Track down each line that has the word "civil" and copy it.

═══ Data

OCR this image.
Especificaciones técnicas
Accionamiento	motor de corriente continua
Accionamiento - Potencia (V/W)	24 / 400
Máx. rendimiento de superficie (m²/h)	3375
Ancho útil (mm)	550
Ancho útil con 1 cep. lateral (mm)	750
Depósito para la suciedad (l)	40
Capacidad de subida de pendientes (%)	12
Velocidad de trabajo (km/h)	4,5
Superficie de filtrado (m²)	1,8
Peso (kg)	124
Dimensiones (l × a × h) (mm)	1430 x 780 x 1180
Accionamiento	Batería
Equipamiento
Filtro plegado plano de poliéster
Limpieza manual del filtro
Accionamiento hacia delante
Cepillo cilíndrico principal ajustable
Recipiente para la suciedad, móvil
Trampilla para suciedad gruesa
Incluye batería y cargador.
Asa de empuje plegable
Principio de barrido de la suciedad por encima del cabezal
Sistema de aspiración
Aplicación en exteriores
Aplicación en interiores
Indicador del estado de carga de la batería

══════
═══ Data

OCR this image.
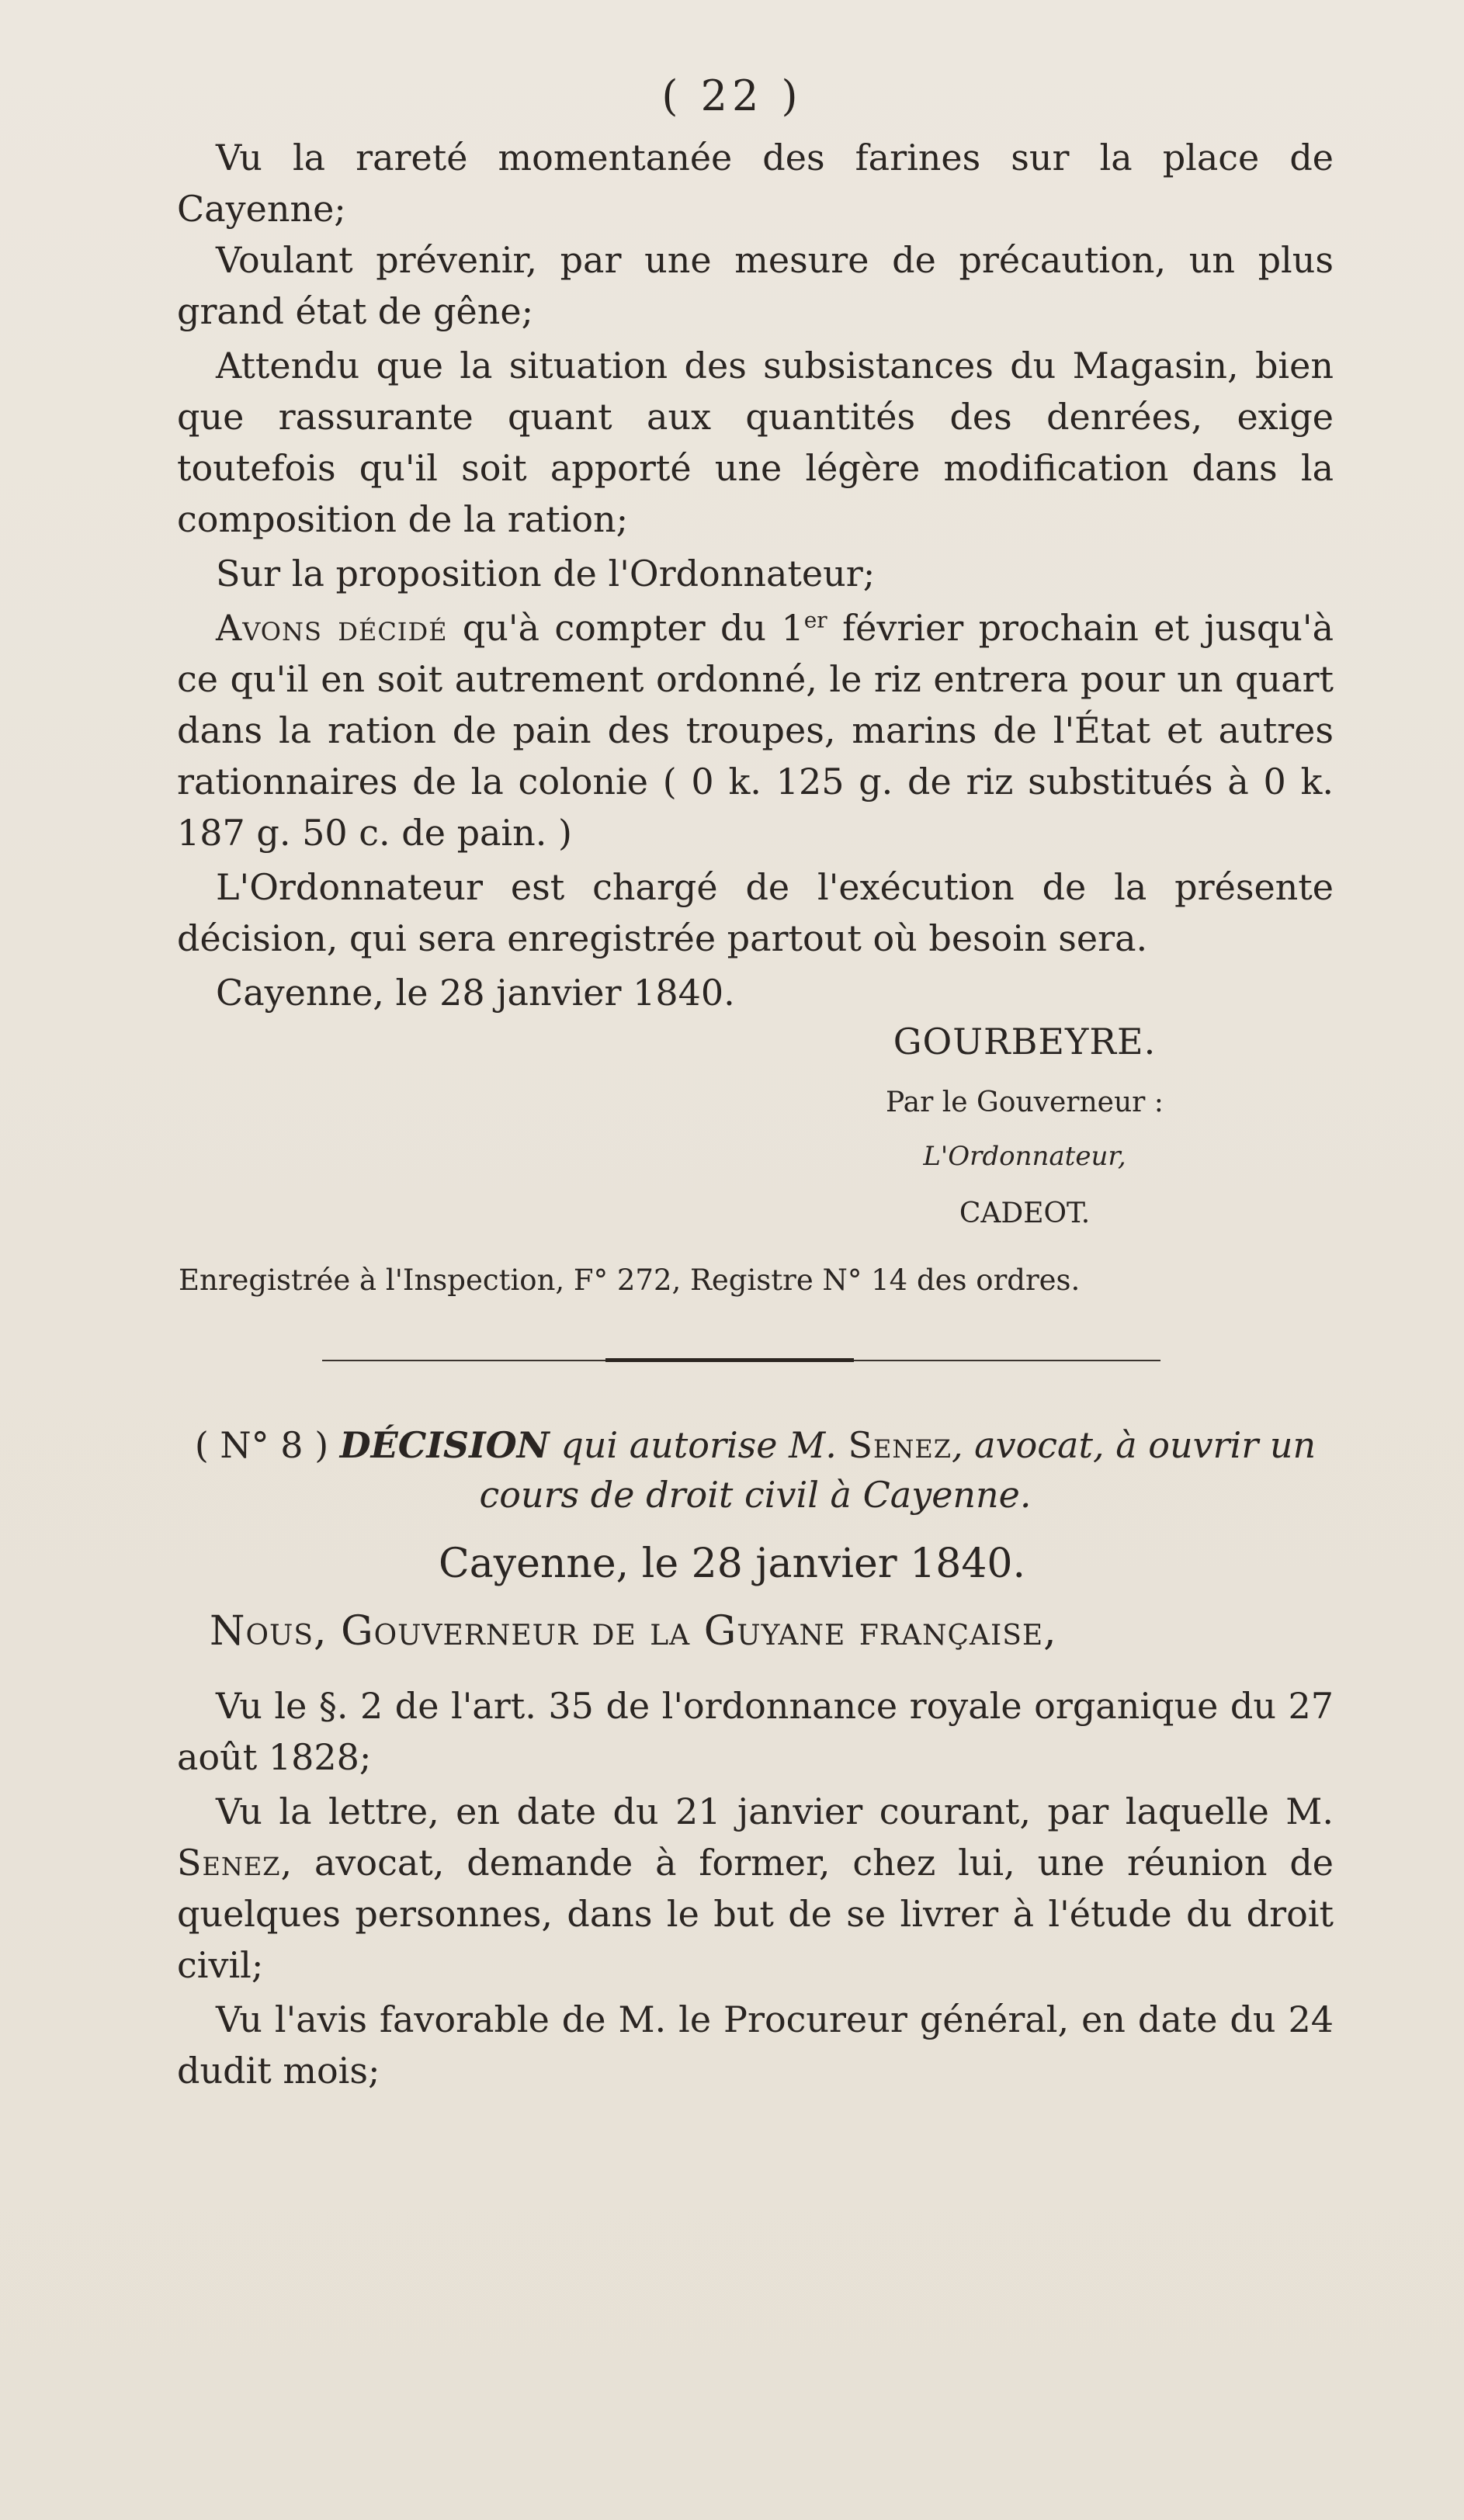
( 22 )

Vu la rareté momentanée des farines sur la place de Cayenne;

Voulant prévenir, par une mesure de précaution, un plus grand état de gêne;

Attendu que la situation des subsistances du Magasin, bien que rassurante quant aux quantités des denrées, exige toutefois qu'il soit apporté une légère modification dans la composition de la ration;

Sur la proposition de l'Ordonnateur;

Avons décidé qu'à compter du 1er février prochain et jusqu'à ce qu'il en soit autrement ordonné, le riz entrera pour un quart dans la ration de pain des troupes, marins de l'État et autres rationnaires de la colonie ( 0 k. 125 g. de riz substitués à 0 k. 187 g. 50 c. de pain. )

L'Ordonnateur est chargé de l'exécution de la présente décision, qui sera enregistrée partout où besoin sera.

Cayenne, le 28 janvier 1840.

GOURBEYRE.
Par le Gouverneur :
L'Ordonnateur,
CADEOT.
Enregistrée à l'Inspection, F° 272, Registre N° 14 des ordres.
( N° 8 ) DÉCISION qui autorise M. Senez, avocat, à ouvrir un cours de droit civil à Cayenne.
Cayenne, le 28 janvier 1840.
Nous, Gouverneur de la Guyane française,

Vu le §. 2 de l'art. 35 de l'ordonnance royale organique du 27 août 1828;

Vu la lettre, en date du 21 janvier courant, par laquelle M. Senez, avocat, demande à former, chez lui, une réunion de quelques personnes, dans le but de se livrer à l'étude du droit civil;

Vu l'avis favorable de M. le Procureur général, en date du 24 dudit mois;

══════

_Completed exercise_:
( N° 8 ) DÉCISION qui autorise M. Senez, avocat, à ouvrir un cours de droit civil à Cayenne.
Vu la lettre, en date du 21 janvier courant, par laquelle M. Senez, avocat, demande à former, chez lui, une réunion de quelques personnes, dans le but de se livrer à l'étude du droit civil;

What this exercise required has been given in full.